→ REQUIREMENT:
Return the whole listing, keeping every character the same.
──────────
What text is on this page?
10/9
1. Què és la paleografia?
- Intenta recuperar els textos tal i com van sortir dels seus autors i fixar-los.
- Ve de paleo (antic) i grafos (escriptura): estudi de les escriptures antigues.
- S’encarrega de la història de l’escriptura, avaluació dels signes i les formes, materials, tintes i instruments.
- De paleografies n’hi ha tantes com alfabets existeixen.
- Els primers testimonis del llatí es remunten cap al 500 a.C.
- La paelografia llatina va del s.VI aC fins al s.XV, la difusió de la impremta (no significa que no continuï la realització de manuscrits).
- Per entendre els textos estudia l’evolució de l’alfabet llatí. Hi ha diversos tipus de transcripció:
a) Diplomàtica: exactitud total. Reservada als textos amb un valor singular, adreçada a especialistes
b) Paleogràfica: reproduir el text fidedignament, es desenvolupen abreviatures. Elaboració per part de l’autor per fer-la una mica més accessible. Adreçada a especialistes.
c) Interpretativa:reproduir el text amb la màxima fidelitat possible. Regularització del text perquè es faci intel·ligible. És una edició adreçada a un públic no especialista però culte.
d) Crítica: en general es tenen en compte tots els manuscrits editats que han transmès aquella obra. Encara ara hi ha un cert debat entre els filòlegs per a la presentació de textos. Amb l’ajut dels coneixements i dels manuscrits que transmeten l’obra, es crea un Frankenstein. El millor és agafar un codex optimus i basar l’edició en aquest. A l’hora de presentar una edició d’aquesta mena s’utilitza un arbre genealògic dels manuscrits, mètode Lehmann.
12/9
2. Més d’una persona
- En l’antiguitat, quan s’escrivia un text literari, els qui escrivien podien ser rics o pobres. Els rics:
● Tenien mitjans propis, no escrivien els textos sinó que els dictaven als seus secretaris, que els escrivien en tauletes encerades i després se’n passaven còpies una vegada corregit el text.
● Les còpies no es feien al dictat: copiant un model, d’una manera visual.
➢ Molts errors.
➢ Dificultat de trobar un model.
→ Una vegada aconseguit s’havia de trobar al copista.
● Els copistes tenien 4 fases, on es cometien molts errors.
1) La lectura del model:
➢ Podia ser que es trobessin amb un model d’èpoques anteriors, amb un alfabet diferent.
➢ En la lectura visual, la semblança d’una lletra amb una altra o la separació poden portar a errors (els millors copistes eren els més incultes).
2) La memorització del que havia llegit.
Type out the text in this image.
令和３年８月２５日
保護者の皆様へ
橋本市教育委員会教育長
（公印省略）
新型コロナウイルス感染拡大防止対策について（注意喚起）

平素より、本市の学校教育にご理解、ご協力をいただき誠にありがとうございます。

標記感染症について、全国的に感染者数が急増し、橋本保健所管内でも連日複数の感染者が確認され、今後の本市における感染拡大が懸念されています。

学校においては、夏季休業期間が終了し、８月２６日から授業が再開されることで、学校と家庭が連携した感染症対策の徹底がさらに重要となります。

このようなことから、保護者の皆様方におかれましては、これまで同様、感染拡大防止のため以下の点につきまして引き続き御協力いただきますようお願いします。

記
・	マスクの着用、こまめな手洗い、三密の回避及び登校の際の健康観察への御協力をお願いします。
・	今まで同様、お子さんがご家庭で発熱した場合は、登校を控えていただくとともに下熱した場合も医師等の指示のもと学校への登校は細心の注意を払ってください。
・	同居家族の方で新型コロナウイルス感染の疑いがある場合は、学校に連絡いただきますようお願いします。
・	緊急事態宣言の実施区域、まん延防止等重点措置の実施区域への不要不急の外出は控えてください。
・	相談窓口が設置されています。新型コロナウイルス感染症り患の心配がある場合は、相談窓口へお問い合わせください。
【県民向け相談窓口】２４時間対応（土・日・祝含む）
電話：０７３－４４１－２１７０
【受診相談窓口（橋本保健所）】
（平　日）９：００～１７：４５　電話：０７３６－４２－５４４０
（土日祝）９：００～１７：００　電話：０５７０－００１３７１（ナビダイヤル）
──────────
→ RESPONSE:
What text is on this page?
10/9
1. Què és la paleografia?
- Intenta recuperar els textos tal i com van sortir dels seus autors i fixar-los.
- Ve de paleo (antic) i grafos (escriptura): estudi de les escriptures antigues.
- S’encarrega de la història de l’escriptura, avaluació dels signes i les formes, materials, tintes i instruments.
- De paleografies n’hi ha tantes com alfabets existeixen.
- Els primers testimonis del llatí es remunten cap al 500 a.C.
- La paelografia llatina va del s.VI aC fins al s.XV, la difusió de la impremta (no significa que no continuï la realització de manuscrits).
- Per entendre els textos estudia l’evolució de l’alfabet llatí. Hi ha diversos tipus de transcripció:
a) Diplomàtica: exactitud total. Reservada als textos amb un valor singular, adreçada a especialistes
b) Paleogràfica: reproduir el text fidedignament, es desenvolupen abreviatures. Elaboració per part de l’autor per fer-la una mica més accessible. Adreçada a especialistes.
c) Interpretativa:reproduir el text amb la màxima fidelitat possible. Regularització del text perquè es faci intel·ligible. És una edició adreçada a un públic no especialista però culte.
d) Crítica: en general es tenen en compte tots els manuscrits editats que han transmès aquella obra. Encara ara hi ha un cert debat entre els filòlegs per a la presentació de textos. Amb l’ajut dels coneixements i dels manuscrits que transmeten l’obra, es crea un Frankenstein. El millor és agafar un codex optimus i basar l’edició en aquest. A l’hora de presentar una edició d’aquesta mena s’utilitza un arbre genealògic dels manuscrits, mètode Lehmann.
12/9
2. Més d’una persona
- En l’antiguitat, quan s’escrivia un text literari, els qui escrivien podien ser rics o pobres. Els rics:
● Tenien mitjans propis, no escrivien els textos sinó que els dictaven als seus secretaris, que els escrivien en tauletes encerades i després se’n passaven còpies una vegada corregit el text.
● Les còpies no es feien al dictat: copiant un model, d’una manera visual.
➢ Molts errors.
➢ Dificultat de trobar un model.
→ Una vegada aconseguit s’havia de trobar al copista.
● Els copistes tenien 4 fases, on es cometien molts errors.
1) La lectura del model:
➢ Podia ser que es trobessin amb un model d’èpoques anteriors, amb un alfabet diferent.
➢ En la lectura visual, la semblança d’una lletra amb una altra o la separació poden portar a errors (els millors copistes eren els més incultes).
2) La memorització del que havia llegit.
Type out the text in this image.
令和３年８月２５日
保護者の皆様へ
橋本市教育委員会教育長
（公印省略）
新型コロナウイルス感染拡大防止対策について（注意喚起）

平素より、本市の学校教育にご理解、ご協力をいただき誠にありがとうございます。

標記感染症について、全国的に感染者数が急増し、橋本保健所管内でも連日複数の感染者が確認され、今後の本市における感染拡大が懸念されています。

学校においては、夏季休業期間が終了し、８月２６日から授業が再開されることで、学校と家庭が連携した感染症対策の徹底がさらに重要となります。

このようなことから、保護者の皆様方におかれましては、これまで同様、感染拡大防止のため以下の点につきまして引き続き御協力いただきますようお願いします。

記
・	マスクの着用、こまめな手洗い、三密の回避及び登校の際の健康観察への御協力をお願いします。
・	今まで同様、お子さんがご家庭で発熱した場合は、登校を控えていただくとともに下熱した場合も医師等の指示のもと学校への登校は細心の注意を払ってください。
・	同居家族の方で新型コロナウイルス感染の疑いがある場合は、学校に連絡いただきますようお願いします。
・	緊急事態宣言の実施区域、まん延防止等重点措置の実施区域への不要不急の外出は控えてください。
・	相談窓口が設置されています。新型コロナウイルス感染症り患の心配がある場合は、相談窓口へお問い合わせください。
【県民向け相談窓口】２４時間対応（土・日・祝含む）
電話：０７３－４４１－２１７０
【受診相談窓口（橋本保健所）】
（平　日）９：００～１７：４５　電話：０７３６－４２－５４４０
（土日祝）９：００～１７：００　電話：０５７０－００１３７１（ナビダイヤル）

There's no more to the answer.